▶ _Dataset extract_:
===

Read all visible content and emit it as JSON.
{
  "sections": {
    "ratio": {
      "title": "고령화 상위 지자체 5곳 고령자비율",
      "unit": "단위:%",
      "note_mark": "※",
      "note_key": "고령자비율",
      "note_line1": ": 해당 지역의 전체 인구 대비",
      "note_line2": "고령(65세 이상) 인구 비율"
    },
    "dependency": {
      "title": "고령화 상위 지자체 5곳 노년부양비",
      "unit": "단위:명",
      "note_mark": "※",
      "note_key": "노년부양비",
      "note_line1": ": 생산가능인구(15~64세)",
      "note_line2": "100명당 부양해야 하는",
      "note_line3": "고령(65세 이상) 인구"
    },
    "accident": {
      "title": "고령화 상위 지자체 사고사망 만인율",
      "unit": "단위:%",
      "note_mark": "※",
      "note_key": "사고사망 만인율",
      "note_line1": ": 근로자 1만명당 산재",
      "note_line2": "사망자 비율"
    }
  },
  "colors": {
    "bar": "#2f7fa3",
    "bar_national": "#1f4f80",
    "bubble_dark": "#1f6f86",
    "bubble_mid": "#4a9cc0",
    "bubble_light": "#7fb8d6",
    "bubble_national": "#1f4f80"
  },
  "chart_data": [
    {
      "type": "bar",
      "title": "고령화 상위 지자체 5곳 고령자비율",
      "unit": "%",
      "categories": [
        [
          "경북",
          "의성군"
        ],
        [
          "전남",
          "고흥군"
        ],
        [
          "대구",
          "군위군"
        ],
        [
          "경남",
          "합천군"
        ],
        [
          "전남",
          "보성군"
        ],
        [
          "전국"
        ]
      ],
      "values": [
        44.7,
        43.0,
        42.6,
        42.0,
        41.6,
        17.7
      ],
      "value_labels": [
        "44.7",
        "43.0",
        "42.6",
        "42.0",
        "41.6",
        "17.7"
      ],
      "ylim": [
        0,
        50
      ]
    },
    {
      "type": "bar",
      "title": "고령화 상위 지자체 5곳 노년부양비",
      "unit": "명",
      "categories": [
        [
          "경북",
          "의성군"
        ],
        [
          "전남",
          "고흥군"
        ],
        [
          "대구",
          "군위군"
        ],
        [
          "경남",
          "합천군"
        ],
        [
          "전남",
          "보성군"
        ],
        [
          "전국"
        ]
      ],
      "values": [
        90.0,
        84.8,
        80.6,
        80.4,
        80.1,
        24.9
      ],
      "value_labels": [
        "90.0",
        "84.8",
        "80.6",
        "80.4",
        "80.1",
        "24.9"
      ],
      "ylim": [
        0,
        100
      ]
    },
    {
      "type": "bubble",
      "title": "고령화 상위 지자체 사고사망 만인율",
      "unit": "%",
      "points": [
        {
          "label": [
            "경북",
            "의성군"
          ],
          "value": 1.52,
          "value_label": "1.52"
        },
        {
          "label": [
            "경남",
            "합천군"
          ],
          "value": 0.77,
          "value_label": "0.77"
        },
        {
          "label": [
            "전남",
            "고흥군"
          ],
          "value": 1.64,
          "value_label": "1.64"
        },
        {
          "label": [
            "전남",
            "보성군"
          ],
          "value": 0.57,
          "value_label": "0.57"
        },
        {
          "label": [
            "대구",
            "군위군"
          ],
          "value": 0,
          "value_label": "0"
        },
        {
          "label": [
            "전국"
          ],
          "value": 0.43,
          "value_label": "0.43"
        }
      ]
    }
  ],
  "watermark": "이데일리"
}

===

▶ _Task requirements_:
Give the data again, exactly as it stands.

▶ _Exercise result_:
Read all visible content and emit it as JSON.
{
  "sections": {
    "ratio": {
      "title": "고령화 상위 지자체 5곳 고령자비율",
      "unit": "단위:%",
      "note_mark": "※",
      "note_key": "고령자비율",
      "note_line1": ": 해당 지역의 전체 인구 대비",
      "note_line2": "고령(65세 이상) 인구 비율"
    },
    "dependency": {
      "title": "고령화 상위 지자체 5곳 노년부양비",
      "unit": "단위:명",
      "note_mark": "※",
      "note_key": "노년부양비",
      "note_line1": ": 생산가능인구(15~64세)",
      "note_line2": "100명당 부양해야 하는",
      "note_line3": "고령(65세 이상) 인구"
    },
    "accident": {
      "title": "고령화 상위 지자체 사고사망 만인율",
      "unit": "단위:%",
      "note_mark": "※",
      "note_key": "사고사망 만인율",
      "note_line1": ": 근로자 1만명당 산재",
      "note_line2": "사망자 비율"
    }
  },
  "colors": {
    "bar": "#2f7fa3",
    "bar_national": "#1f4f80",
    "bubble_dark": "#1f6f86",
    "bubble_mid": "#4a9cc0",
    "bubble_light": "#7fb8d6",
    "bubble_national": "#1f4f80"
  },
  "chart_data": [
    {
      "type": "bar",
      "title": "고령화 상위 지자체 5곳 고령자비율",
      "unit": "%",
      "categories": [
        [
          "경북",
          "의성군"
        ],
        [
          "전남",
          "고흥군"
        ],
        [
          "대구",
          "군위군"
        ],
        [
          "경남",
          "합천군"
        ],
        [
          "전남",
          "보성군"
        ],
        [
          "전국"
        ]
      ],
      "values": [
        44.7,
        43.0,
        42.6,
        42.0,
        41.6,
        17.7
      ],
      "value_labels": [
        "44.7",
        "43.0",
        "42.6",
        "42.0",
        "41.6",
        "17.7"
      ],
      "ylim": [
        0,
        50
      ]
    },
    {
      "type": "bar",
      "title": "고령화 상위 지자체 5곳 노년부양비",
      "unit": "명",
      "categories": [
        [
          "경북",
          "의성군"
        ],
        [
          "전남",
          "고흥군"
        ],
        [
          "대구",
          "군위군"
        ],
        [
          "경남",
          "합천군"
        ],
        [
          "전남",
          "보성군"
        ],
        [
          "전국"
        ]
      ],
      "values": [
        90.0,
        84.8,
        80.6,
        80.4,
        80.1,
        24.9
      ],
      "value_labels": [
        "90.0",
        "84.8",
        "80.6",
        "80.4",
        "80.1",
        "24.9"
      ],
      "ylim": [
        0,
        100
      ]
    },
    {
      "type": "bubble",
      "title": "고령화 상위 지자체 사고사망 만인율",
      "unit": "%",
      "points": [
        {
          "label": [
            "경북",
            "의성군"
          ],
          "value": 1.52,
          "value_label": "1.52"
        },
        {
          "label": [
            "경남",
            "합천군"
          ],
          "value": 0.77,
          "value_label": "0.77"
        },
        {
          "label": [
            "전남",
            "고흥군"
          ],
          "value": 1.64,
          "value_label": "1.64"
        },
        {
          "label": [
            "전남",
            "보성군"
          ],
          "value": 0.57,
          "value_label": "0.57"
        },
        {
          "label": [
            "대구",
            "군위군"
          ],
          "value": 0,
          "value_label": "0"
        },
        {
          "label": [
            "전국"
          ],
          "value": 0.43,
          "value_label": "0.43"
        }
      ]
    }
  ],
  "watermark": "이데일리"
}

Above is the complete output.